* **Exercise goal**
Extract every line where the string "scaunele" appears.

:::

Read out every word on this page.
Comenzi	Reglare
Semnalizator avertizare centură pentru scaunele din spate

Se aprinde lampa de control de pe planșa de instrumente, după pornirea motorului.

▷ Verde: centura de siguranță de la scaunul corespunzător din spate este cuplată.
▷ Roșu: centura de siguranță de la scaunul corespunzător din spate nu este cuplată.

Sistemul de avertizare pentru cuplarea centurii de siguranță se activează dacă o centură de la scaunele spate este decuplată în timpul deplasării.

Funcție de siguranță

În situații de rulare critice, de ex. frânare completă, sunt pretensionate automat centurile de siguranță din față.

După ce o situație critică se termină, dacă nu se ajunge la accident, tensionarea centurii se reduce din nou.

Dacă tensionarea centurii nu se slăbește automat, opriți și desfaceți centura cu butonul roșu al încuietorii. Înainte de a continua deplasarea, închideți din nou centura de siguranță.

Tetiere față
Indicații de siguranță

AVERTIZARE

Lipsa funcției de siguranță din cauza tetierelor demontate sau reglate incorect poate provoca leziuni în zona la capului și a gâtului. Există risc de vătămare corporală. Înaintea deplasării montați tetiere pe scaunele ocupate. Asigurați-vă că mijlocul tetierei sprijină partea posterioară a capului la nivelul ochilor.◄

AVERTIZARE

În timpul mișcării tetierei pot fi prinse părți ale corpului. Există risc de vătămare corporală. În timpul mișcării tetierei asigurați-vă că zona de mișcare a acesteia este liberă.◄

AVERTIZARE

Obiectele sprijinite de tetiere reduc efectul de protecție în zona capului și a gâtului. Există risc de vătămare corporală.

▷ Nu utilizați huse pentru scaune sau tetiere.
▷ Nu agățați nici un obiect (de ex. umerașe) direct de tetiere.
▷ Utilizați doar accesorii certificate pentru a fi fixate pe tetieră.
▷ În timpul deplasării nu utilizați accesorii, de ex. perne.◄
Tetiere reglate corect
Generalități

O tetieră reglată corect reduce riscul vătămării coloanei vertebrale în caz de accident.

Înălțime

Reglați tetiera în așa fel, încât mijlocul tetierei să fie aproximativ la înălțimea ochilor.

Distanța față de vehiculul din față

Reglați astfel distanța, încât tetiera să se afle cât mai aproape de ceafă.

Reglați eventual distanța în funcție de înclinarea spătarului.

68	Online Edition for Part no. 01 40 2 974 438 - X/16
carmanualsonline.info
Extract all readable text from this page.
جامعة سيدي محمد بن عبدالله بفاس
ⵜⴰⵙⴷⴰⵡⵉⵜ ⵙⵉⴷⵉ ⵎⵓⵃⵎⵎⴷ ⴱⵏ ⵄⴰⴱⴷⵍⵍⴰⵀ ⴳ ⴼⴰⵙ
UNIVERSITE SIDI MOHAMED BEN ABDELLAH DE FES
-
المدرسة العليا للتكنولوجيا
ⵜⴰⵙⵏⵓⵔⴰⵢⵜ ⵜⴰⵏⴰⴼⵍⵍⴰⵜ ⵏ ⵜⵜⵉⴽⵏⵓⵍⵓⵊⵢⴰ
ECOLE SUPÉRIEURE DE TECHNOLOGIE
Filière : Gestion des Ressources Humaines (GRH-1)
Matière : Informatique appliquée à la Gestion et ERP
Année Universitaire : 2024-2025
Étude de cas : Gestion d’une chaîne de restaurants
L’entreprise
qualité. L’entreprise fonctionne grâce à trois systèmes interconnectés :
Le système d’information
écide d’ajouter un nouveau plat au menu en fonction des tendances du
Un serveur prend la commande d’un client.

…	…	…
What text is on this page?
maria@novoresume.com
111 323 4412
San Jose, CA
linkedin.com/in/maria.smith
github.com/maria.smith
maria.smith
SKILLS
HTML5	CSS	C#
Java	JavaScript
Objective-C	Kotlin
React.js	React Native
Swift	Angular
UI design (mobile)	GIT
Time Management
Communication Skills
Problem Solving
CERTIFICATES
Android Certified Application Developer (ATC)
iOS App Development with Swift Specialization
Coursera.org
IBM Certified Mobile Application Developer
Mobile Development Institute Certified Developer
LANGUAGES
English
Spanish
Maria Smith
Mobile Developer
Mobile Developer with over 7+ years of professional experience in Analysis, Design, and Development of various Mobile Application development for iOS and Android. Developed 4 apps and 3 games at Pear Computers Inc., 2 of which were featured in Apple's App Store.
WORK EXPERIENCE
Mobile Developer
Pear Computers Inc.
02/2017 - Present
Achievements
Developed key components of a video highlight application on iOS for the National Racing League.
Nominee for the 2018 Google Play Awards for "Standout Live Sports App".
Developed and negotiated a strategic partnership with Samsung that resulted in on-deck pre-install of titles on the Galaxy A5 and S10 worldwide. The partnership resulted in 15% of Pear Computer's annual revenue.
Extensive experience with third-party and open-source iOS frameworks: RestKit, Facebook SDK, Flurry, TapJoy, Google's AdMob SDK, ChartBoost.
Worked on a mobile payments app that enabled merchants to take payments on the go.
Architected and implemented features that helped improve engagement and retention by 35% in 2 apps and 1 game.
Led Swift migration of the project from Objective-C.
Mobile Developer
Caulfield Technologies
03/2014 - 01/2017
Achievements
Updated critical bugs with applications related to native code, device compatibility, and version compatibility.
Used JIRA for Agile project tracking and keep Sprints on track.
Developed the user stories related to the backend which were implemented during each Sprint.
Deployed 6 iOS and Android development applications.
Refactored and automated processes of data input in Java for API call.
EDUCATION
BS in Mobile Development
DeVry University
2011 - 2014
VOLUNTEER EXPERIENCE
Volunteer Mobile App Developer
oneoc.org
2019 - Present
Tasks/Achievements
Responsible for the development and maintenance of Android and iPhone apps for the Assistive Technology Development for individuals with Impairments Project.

:::

* **Written answer**
Semnalizator avertizare centură pentru scaunele din spate
Sistemul de avertizare pentru cuplarea centurii de siguranță se activează dacă o centură de la scaunele spate este decuplată în timpul deplasării.
Lipsa funcției de siguranță din cauza tetierelor demontate sau reglate incorect poate provoca leziuni în zona la capului și a gâtului. Există risc de vătămare corporală. Înaintea deplasării montați tetiere pe scaunele ocupate. Asigurați-vă că mijlocul tetierei sprijină partea posterioară a capului la nivelul ochilor.◄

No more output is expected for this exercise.